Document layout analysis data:
====

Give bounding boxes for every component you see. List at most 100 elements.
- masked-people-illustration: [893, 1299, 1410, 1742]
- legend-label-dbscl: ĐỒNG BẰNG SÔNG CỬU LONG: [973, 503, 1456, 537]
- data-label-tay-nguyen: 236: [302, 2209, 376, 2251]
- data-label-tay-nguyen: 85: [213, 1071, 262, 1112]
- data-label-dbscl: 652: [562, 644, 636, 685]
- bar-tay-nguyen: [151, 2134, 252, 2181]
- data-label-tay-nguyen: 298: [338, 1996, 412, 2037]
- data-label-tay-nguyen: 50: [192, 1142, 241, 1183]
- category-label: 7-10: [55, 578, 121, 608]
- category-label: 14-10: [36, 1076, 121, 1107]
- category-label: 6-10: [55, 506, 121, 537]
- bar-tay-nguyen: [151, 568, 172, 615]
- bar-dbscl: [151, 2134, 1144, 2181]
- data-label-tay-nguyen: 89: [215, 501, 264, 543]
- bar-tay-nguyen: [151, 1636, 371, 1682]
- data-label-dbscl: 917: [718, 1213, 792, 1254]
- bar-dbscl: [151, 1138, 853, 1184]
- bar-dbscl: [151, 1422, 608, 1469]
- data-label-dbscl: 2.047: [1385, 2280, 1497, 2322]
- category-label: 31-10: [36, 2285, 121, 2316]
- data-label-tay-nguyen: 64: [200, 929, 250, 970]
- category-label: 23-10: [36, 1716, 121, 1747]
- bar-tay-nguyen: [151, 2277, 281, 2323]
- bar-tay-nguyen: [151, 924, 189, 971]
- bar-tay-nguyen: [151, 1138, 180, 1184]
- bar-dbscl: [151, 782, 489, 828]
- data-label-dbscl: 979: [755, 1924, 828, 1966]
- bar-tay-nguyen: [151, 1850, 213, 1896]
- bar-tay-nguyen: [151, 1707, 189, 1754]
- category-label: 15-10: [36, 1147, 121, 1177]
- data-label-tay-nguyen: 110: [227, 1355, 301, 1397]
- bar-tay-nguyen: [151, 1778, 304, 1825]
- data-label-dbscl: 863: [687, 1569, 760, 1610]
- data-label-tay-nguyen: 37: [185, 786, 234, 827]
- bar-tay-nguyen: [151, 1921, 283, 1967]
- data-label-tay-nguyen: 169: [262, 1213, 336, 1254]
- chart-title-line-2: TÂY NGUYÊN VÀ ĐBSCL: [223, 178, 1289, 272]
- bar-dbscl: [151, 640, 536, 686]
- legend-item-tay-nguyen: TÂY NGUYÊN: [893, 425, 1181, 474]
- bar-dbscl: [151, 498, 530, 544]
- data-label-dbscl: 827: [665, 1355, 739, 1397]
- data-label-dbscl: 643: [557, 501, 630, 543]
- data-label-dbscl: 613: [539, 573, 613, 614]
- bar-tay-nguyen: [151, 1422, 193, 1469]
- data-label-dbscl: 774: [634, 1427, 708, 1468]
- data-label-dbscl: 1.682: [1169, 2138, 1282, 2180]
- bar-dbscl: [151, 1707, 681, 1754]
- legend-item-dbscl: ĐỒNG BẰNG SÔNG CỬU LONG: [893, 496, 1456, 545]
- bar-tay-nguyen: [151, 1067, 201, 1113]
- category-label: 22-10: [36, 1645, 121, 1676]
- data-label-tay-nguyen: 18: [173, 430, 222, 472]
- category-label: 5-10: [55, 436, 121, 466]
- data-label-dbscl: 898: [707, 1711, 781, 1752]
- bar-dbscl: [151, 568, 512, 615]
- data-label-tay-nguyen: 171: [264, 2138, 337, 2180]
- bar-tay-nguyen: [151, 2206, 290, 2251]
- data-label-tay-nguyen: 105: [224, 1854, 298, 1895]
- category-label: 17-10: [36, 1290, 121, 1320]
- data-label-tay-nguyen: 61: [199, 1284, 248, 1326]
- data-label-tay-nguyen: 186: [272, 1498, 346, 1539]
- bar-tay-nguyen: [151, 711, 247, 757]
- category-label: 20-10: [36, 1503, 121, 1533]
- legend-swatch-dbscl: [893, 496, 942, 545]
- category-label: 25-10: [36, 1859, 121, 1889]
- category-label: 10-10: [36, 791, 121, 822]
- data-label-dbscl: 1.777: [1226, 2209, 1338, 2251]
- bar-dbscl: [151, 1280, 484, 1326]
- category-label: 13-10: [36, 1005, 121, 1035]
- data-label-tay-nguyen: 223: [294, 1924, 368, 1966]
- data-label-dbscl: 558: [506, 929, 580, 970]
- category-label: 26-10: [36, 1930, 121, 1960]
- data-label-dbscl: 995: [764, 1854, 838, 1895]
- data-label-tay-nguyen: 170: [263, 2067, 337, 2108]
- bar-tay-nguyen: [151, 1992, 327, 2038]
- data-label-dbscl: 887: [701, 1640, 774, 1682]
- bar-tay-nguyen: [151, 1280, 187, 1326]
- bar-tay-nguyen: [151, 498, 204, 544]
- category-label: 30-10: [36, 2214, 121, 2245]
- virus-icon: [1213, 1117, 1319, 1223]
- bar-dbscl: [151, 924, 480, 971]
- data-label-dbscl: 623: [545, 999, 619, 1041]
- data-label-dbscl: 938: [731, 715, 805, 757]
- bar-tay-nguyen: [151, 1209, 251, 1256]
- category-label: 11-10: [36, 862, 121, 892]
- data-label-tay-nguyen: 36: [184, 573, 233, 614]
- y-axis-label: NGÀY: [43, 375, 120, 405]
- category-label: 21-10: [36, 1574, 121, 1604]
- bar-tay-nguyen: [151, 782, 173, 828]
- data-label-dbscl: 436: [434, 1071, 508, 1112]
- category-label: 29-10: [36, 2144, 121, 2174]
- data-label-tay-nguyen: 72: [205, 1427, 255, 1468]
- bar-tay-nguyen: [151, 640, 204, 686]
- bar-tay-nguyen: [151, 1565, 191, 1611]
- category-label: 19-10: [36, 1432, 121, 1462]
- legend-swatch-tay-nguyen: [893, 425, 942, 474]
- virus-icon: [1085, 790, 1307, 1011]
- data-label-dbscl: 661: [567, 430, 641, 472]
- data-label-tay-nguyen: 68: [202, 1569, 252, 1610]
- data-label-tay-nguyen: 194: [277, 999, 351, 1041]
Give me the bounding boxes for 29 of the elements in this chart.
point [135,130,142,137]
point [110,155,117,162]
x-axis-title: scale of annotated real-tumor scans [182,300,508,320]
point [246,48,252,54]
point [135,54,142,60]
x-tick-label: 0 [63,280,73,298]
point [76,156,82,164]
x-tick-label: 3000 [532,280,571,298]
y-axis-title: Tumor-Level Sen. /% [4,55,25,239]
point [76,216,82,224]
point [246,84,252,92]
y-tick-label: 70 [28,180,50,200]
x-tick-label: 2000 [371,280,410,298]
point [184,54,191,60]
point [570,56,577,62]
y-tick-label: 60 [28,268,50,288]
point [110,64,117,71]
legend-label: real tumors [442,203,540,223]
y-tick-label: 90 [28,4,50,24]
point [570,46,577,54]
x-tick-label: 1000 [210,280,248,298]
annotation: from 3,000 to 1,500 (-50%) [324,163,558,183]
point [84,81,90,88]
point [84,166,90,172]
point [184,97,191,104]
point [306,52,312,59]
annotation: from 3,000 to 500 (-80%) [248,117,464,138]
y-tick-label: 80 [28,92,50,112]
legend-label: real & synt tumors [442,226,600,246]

====

Problem: Retype each entry without altering a single word.

Answer below:
Give bounding boxes for every component you see. List at most 100 elements.
- masked-people-illustration: [893, 1299, 1410, 1742]
- legend-label-dbscl: ĐỒNG BẰNG SÔNG CỬU LONG: [973, 503, 1456, 537]
- data-label-tay-nguyen: 236: [302, 2209, 376, 2251]
- data-label-tay-nguyen: 85: [213, 1071, 262, 1112]
- data-label-dbscl: 652: [562, 644, 636, 685]
- bar-tay-nguyen: [151, 2134, 252, 2181]
- data-label-tay-nguyen: 298: [338, 1996, 412, 2037]
- data-label-tay-nguyen: 50: [192, 1142, 241, 1183]
- category-label: 7-10: [55, 578, 121, 608]
- category-label: 14-10: [36, 1076, 121, 1107]
- category-label: 6-10: [55, 506, 121, 537]
- bar-tay-nguyen: [151, 568, 172, 615]
- bar-dbscl: [151, 2134, 1144, 2181]
- data-label-tay-nguyen: 89: [215, 501, 264, 543]
- bar-tay-nguyen: [151, 1636, 371, 1682]
- data-label-dbscl: 917: [718, 1213, 792, 1254]
- bar-dbscl: [151, 1138, 853, 1184]
- bar-dbscl: [151, 1422, 608, 1469]
- data-label-dbscl: 2.047: [1385, 2280, 1497, 2322]
- category-label: 31-10: [36, 2285, 121, 2316]
- data-label-tay-nguyen: 64: [200, 929, 250, 970]
- category-label: 23-10: [36, 1716, 121, 1747]
- bar-tay-nguyen: [151, 2277, 281, 2323]
- bar-tay-nguyen: [151, 924, 189, 971]
- bar-tay-nguyen: [151, 1138, 180, 1184]
- bar-dbscl: [151, 782, 489, 828]
- data-label-dbscl: 979: [755, 1924, 828, 1966]
- bar-tay-nguyen: [151, 1850, 213, 1896]
- bar-tay-nguyen: [151, 1707, 189, 1754]
- category-label: 15-10: [36, 1147, 121, 1177]
- data-label-tay-nguyen: 110: [227, 1355, 301, 1397]
- bar-tay-nguyen: [151, 1778, 304, 1825]
- data-label-dbscl: 863: [687, 1569, 760, 1610]
- data-label-tay-nguyen: 37: [185, 786, 234, 827]
- bar-tay-nguyen: [151, 1921, 283, 1967]
- data-label-tay-nguyen: 169: [262, 1213, 336, 1254]
- chart-title-line-2: TÂY NGUYÊN VÀ ĐBSCL: [223, 178, 1289, 272]
- bar-dbscl: [151, 640, 536, 686]
- legend-item-tay-nguyen: TÂY NGUYÊN: [893, 425, 1181, 474]
- bar-dbscl: [151, 498, 530, 544]
- data-label-dbscl: 827: [665, 1355, 739, 1397]
- data-label-dbscl: 643: [557, 501, 630, 543]
- data-label-dbscl: 613: [539, 573, 613, 614]
- bar-tay-nguyen: [151, 1422, 193, 1469]
- data-label-dbscl: 774: [634, 1427, 708, 1468]
- data-label-dbscl: 1.682: [1169, 2138, 1282, 2180]
- bar-dbscl: [151, 1707, 681, 1754]
- legend-item-dbscl: ĐỒNG BẰNG SÔNG CỬU LONG: [893, 496, 1456, 545]
- bar-tay-nguyen: [151, 1067, 201, 1113]
- category-label: 22-10: [36, 1645, 121, 1676]
- data-label-tay-nguyen: 18: [173, 430, 222, 472]
- category-label: 5-10: [55, 436, 121, 466]
- data-label-dbscl: 898: [707, 1711, 781, 1752]
- bar-dbscl: [151, 568, 512, 615]
- data-label-tay-nguyen: 171: [264, 2138, 337, 2180]
- bar-tay-nguyen: [151, 2206, 290, 2251]
- data-label-tay-nguyen: 105: [224, 1854, 298, 1895]
- category-label: 17-10: [36, 1290, 121, 1320]
- data-label-tay-nguyen: 61: [199, 1284, 248, 1326]
- data-label-tay-nguyen: 186: [272, 1498, 346, 1539]
- bar-tay-nguyen: [151, 711, 247, 757]
- category-label: 20-10: [36, 1503, 121, 1533]
- legend-swatch-dbscl: [893, 496, 942, 545]
- category-label: 25-10: [36, 1859, 121, 1889]
- category-label: 10-10: [36, 791, 121, 822]
- data-label-dbscl: 1.777: [1226, 2209, 1338, 2251]
- bar-dbscl: [151, 1280, 484, 1326]
- category-label: 13-10: [36, 1005, 121, 1035]
- data-label-tay-nguyen: 223: [294, 1924, 368, 1966]
- data-label-dbscl: 558: [506, 929, 580, 970]
- category-label: 26-10: [36, 1930, 121, 1960]
- data-label-dbscl: 995: [764, 1854, 838, 1895]
- data-label-tay-nguyen: 170: [263, 2067, 337, 2108]
- bar-tay-nguyen: [151, 1992, 327, 2038]
- data-label-dbscl: 887: [701, 1640, 774, 1682]
- bar-tay-nguyen: [151, 1280, 187, 1326]
- bar-tay-nguyen: [151, 498, 204, 544]
- category-label: 30-10: [36, 2214, 121, 2245]
- virus-icon: [1213, 1117, 1319, 1223]
- bar-dbscl: [151, 924, 480, 971]
- data-label-dbscl: 623: [545, 999, 619, 1041]
- data-label-dbscl: 938: [731, 715, 805, 757]
- bar-tay-nguyen: [151, 1209, 251, 1256]
- category-label: 11-10: [36, 862, 121, 892]
- data-label-tay-nguyen: 36: [184, 573, 233, 614]
- y-axis-label: NGÀY: [43, 375, 120, 405]
- category-label: 21-10: [36, 1574, 121, 1604]
- bar-tay-nguyen: [151, 782, 173, 828]
- data-label-dbscl: 436: [434, 1071, 508, 1112]
- category-label: 29-10: [36, 2144, 121, 2174]
- data-label-tay-nguyen: 72: [205, 1427, 255, 1468]
- bar-tay-nguyen: [151, 640, 204, 686]
- bar-tay-nguyen: [151, 1565, 191, 1611]
- category-label: 19-10: [36, 1432, 121, 1462]
- legend-swatch-tay-nguyen: [893, 425, 942, 474]
- virus-icon: [1085, 790, 1307, 1011]
- data-label-dbscl: 661: [567, 430, 641, 472]
- data-label-tay-nguyen: 68: [202, 1569, 252, 1610]
- data-label-tay-nguyen: 194: [277, 999, 351, 1041]
Give me the bounding boxes for 29 of the elements in this chart.
point [135,130,142,137]
point [110,155,117,162]
x-axis-title: scale of annotated real-tumor scans [182,300,508,320]
point [246,48,252,54]
point [135,54,142,60]
x-tick-label: 0 [63,280,73,298]
point [76,156,82,164]
x-tick-label: 3000 [532,280,571,298]
y-axis-title: Tumor-Level Sen. /% [4,55,25,239]
point [76,216,82,224]
point [246,84,252,92]
y-tick-label: 70 [28,180,50,200]
x-tick-label: 2000 [371,280,410,298]
point [184,54,191,60]
point [570,56,577,62]
y-tick-label: 60 [28,268,50,288]
point [110,64,117,71]
legend-label: real tumors [442,203,540,223]
y-tick-label: 90 [28,4,50,24]
point [570,46,577,54]
x-tick-label: 1000 [210,280,248,298]
annotation: from 3,000 to 1,500 (-50%) [324,163,558,183]
point [84,81,90,88]
point [84,166,90,172]
point [184,97,191,104]
point [306,52,312,59]
annotation: from 3,000 to 500 (-80%) [248,117,464,138]
y-tick-label: 80 [28,92,50,112]
legend-label: real & synt tumors [442,226,600,246]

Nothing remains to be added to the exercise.